◆ **REQUIREMENT**: Say how many lines include the word "JSON". Reply with nothing but the number.

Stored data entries
--- begin ---

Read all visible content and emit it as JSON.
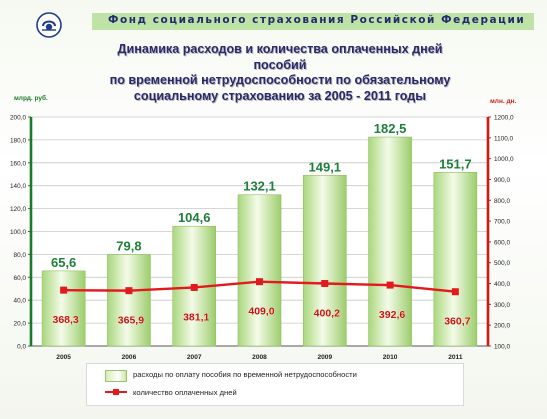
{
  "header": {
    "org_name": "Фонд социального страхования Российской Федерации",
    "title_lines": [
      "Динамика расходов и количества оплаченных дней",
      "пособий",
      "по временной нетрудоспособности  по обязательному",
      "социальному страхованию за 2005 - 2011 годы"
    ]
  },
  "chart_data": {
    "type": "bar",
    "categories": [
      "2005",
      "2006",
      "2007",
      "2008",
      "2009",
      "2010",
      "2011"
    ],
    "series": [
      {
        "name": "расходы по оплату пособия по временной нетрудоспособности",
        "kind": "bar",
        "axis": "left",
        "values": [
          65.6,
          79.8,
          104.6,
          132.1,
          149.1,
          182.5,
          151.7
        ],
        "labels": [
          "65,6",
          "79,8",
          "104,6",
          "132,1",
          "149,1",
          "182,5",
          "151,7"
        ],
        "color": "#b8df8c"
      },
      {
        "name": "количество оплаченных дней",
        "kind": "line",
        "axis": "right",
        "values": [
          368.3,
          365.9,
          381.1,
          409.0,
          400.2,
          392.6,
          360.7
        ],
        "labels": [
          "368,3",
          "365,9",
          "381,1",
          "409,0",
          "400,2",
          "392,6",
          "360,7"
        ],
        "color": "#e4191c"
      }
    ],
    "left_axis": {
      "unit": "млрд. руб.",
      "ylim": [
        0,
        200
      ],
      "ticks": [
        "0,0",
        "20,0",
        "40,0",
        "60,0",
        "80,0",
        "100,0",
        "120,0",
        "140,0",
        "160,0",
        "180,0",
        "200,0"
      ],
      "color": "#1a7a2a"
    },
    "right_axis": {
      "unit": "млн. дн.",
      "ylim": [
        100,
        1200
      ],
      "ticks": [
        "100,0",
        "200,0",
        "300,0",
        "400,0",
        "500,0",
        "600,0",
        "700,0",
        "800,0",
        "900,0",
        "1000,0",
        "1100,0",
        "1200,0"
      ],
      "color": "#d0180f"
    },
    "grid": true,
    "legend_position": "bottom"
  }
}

--- end ---
--- begin ---

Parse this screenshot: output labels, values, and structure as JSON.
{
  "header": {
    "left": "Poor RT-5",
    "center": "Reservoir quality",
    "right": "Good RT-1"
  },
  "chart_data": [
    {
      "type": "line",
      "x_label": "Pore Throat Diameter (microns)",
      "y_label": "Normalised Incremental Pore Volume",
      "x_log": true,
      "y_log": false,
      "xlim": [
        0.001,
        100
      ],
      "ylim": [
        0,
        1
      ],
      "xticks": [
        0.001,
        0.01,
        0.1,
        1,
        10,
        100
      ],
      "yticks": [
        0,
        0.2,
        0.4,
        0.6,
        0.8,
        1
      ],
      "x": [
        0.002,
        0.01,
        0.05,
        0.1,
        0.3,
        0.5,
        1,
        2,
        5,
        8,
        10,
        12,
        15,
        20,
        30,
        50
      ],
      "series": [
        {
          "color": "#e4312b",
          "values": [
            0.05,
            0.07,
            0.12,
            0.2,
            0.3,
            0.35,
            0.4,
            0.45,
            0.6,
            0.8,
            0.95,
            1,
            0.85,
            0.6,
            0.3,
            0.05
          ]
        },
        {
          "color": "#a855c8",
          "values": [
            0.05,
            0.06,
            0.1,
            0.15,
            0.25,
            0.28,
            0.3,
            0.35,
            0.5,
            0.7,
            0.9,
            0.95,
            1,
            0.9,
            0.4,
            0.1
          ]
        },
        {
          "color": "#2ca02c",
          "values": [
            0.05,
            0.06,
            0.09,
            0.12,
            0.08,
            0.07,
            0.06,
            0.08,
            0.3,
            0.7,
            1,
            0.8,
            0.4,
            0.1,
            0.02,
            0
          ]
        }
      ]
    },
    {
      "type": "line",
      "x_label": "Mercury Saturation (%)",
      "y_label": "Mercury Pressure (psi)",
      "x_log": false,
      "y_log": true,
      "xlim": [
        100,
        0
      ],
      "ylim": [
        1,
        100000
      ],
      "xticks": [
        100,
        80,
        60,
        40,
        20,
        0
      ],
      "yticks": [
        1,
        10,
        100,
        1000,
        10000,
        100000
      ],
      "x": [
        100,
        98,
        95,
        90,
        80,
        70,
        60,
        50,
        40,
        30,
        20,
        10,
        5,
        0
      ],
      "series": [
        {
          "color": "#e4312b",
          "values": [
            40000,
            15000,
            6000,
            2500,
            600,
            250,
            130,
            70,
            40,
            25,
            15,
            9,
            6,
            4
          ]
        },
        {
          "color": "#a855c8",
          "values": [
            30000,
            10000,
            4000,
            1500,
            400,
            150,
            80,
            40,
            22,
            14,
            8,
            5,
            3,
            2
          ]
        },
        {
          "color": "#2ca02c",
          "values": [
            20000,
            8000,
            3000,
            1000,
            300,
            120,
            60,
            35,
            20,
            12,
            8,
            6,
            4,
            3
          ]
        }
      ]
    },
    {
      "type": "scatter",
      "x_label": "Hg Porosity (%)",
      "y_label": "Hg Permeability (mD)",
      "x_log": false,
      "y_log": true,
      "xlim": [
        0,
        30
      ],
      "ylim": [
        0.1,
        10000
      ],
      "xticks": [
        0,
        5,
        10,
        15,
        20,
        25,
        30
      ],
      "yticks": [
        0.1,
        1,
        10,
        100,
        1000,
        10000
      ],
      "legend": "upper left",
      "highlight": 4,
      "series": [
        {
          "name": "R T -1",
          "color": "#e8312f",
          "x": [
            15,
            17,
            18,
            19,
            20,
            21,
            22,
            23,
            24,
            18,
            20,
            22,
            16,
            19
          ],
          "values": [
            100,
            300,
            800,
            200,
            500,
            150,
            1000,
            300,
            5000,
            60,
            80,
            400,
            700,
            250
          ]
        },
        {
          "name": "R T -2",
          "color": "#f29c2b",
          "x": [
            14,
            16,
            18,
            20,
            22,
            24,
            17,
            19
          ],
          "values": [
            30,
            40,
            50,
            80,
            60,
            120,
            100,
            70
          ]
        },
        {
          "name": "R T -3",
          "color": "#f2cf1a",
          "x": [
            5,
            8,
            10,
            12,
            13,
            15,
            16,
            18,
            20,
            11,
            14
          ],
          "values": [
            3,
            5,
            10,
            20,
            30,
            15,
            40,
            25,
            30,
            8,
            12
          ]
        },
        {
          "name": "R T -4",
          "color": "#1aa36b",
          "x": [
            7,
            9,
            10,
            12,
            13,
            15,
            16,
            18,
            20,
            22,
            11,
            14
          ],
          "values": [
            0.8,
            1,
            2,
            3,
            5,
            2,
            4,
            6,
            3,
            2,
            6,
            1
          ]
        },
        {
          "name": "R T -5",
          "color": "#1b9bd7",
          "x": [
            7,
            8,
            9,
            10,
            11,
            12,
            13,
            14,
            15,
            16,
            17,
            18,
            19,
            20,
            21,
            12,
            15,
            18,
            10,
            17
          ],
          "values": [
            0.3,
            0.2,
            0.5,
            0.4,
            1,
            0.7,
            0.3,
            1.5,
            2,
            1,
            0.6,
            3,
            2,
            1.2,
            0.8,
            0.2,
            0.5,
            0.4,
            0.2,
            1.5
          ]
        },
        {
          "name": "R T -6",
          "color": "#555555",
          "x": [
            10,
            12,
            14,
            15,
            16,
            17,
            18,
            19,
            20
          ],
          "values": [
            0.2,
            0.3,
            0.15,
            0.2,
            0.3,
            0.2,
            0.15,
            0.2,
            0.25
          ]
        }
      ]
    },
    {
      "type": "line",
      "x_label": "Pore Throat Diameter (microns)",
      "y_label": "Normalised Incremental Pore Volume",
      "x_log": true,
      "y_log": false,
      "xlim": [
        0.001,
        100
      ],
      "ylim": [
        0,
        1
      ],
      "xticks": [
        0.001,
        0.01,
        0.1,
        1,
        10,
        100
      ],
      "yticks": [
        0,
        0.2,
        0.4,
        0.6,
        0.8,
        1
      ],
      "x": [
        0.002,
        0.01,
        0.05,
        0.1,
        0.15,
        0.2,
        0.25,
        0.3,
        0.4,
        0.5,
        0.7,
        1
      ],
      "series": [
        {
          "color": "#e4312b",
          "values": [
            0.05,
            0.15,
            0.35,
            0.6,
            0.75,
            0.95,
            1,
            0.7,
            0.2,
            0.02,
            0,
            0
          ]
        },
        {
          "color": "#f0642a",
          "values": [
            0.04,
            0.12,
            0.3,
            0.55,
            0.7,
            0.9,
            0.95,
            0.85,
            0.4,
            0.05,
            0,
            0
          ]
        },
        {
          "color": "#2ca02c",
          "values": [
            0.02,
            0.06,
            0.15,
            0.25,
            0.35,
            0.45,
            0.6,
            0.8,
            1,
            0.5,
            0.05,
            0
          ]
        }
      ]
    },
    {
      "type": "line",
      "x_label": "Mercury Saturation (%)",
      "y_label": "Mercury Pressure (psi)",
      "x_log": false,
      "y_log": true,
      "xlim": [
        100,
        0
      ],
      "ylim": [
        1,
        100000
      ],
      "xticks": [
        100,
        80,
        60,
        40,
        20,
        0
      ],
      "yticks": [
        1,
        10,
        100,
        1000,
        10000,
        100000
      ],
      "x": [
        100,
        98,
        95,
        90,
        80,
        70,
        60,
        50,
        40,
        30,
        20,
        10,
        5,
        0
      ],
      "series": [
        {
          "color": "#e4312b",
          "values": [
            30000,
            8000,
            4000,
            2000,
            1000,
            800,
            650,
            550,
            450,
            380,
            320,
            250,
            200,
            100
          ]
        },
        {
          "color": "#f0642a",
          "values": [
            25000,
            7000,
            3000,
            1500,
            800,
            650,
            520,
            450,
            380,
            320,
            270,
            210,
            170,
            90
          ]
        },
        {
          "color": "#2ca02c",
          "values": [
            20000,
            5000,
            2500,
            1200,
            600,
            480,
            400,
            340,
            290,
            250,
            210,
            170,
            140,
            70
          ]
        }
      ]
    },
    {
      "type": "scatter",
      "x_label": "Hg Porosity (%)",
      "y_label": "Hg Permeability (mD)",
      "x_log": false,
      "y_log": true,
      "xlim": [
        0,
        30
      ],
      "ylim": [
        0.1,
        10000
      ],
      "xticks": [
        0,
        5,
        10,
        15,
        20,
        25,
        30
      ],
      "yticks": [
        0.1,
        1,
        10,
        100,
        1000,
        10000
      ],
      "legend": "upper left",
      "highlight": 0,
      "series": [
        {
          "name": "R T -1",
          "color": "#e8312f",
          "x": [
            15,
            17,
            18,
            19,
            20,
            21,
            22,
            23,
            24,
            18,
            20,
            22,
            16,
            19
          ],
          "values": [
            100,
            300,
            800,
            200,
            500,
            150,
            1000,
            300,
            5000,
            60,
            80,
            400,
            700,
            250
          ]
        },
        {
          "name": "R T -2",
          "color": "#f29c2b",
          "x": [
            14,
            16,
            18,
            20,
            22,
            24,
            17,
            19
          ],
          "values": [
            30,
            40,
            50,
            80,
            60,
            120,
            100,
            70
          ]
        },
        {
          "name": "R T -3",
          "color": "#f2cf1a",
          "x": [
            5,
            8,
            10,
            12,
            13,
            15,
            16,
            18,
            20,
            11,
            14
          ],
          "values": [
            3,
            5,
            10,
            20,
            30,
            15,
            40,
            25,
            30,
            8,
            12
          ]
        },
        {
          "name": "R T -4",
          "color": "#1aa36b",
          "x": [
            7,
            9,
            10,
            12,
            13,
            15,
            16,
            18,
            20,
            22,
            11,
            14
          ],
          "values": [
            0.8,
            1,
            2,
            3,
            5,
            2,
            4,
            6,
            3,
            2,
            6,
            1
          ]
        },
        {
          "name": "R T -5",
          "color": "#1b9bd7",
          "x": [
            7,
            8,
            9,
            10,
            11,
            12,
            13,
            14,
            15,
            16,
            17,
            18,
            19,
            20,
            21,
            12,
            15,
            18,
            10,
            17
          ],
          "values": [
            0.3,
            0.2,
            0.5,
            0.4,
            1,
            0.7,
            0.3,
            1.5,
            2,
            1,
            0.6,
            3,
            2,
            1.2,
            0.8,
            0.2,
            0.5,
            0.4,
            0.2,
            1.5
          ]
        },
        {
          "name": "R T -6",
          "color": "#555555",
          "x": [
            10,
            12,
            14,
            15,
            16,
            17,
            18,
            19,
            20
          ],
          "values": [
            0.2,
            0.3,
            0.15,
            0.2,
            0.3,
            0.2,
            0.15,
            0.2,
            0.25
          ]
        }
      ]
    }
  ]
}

--- end ---

◆ **EXERCISE OUTPUT**: 2